- **WRITTEN INSTRUCTION**:
List each line of the data that holds the word "such".

- **PROVIDED DATA**:
◆ ◆ ◆ ◆
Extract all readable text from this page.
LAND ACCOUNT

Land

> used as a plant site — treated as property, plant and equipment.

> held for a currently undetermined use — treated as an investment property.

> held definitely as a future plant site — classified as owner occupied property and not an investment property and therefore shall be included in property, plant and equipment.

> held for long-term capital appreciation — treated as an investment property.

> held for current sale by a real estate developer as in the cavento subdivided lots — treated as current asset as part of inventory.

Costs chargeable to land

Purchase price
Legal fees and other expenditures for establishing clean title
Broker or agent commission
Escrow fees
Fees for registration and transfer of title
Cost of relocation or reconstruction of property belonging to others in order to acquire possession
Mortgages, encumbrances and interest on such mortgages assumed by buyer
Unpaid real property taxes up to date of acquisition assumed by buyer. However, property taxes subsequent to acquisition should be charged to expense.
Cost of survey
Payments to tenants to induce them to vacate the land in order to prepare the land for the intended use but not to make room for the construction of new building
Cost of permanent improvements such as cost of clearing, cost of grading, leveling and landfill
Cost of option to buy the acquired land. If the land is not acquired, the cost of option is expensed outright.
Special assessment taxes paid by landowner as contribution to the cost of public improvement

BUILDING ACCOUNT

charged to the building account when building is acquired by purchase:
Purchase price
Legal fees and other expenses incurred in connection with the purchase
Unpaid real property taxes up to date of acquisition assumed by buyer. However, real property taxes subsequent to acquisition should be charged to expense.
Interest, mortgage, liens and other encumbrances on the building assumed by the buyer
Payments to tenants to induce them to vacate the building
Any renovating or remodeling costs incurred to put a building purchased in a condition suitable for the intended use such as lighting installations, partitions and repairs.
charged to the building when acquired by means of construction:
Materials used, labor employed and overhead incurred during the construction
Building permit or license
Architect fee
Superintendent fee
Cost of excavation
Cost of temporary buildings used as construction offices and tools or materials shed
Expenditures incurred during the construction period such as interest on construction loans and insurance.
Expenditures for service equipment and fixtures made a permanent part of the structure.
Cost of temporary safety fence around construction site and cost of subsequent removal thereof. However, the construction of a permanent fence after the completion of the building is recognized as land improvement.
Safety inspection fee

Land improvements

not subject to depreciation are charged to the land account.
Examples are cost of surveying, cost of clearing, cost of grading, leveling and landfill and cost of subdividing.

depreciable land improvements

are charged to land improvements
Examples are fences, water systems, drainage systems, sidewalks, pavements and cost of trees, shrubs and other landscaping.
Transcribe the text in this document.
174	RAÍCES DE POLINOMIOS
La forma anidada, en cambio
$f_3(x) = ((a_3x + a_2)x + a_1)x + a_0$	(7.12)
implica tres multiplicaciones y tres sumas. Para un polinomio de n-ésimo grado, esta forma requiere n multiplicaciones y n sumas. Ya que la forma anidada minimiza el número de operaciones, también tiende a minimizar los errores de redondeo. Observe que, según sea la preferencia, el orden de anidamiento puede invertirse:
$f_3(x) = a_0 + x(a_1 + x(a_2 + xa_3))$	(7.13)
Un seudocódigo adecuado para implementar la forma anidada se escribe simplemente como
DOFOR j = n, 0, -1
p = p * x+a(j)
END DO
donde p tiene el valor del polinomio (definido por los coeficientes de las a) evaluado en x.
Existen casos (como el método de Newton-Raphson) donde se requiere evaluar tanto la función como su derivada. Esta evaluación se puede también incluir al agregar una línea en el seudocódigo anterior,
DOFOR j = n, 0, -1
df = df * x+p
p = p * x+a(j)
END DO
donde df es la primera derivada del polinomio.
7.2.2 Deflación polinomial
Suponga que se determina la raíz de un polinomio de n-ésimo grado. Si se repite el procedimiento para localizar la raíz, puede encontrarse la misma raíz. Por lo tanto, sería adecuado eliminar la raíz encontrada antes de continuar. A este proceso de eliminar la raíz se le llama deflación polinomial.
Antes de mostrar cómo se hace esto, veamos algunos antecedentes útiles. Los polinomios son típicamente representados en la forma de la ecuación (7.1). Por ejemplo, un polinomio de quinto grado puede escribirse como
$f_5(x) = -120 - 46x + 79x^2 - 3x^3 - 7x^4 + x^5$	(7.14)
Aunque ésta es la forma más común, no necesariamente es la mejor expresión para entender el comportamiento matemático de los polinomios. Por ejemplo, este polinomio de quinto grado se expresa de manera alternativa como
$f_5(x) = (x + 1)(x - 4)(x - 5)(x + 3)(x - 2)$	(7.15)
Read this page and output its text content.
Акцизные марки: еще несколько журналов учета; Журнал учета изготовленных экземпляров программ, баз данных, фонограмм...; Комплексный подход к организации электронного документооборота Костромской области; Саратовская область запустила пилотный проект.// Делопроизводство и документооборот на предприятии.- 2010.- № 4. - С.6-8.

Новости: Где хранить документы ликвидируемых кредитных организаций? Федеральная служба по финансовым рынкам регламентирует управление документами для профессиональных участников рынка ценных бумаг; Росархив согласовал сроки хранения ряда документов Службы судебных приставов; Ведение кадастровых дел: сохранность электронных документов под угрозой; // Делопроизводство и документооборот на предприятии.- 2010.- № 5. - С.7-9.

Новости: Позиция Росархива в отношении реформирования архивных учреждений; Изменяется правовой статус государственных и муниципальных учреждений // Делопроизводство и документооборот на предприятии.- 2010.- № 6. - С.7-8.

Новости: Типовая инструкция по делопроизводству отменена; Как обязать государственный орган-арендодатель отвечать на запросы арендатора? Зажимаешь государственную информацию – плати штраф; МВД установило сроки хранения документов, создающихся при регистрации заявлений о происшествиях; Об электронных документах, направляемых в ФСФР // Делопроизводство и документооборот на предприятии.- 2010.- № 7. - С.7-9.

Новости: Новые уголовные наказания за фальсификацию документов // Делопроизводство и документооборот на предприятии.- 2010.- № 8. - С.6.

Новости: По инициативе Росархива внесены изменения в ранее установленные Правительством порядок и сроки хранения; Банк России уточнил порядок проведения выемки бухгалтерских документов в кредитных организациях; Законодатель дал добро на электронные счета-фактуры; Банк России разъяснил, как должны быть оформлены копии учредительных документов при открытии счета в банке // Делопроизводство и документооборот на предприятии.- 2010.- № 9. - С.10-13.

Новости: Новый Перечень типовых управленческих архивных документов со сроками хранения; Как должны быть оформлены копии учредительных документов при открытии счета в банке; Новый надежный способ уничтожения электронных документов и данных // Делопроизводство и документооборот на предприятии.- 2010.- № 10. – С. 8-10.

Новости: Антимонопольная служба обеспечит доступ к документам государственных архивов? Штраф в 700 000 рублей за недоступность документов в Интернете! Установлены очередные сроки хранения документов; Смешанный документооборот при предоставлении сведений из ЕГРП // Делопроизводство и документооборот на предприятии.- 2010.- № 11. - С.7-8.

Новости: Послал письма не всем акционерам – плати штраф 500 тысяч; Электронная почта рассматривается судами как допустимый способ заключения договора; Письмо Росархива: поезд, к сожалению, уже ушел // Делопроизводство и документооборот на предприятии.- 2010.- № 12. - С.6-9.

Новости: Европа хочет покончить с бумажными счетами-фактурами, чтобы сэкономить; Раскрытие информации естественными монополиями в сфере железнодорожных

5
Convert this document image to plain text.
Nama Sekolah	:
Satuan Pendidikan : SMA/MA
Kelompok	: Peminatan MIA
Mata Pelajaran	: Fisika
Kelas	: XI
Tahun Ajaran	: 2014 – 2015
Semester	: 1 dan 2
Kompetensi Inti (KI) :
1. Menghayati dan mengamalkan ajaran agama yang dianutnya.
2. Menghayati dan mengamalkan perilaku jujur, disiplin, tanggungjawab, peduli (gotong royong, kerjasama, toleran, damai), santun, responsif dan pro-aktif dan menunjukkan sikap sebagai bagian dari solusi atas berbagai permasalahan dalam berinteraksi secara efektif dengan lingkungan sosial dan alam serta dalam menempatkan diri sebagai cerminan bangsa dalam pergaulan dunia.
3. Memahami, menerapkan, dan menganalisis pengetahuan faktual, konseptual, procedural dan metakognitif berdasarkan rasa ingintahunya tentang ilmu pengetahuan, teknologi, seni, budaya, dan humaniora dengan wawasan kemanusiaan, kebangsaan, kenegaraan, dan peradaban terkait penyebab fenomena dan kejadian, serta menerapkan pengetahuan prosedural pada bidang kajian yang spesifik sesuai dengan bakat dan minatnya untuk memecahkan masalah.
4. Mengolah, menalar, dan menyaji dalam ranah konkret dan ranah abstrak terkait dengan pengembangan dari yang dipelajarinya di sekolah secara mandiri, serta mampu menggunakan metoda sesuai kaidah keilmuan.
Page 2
◆ ◆ ◆ ◆
- **ANSWER IN FULL**:
Mortgages, encumbrances and interest on such mortgages assumed by buyer
Cost of permanent improvements such as cost of clearing, cost of grading, leveling and landfill
Any renovating or remodeling costs incurred to put a building purchased in a condition suitable for the intended use such as lighting installations, partitions and repairs.
Expenditures incurred during the construction period such as interest on construction loans and insurance.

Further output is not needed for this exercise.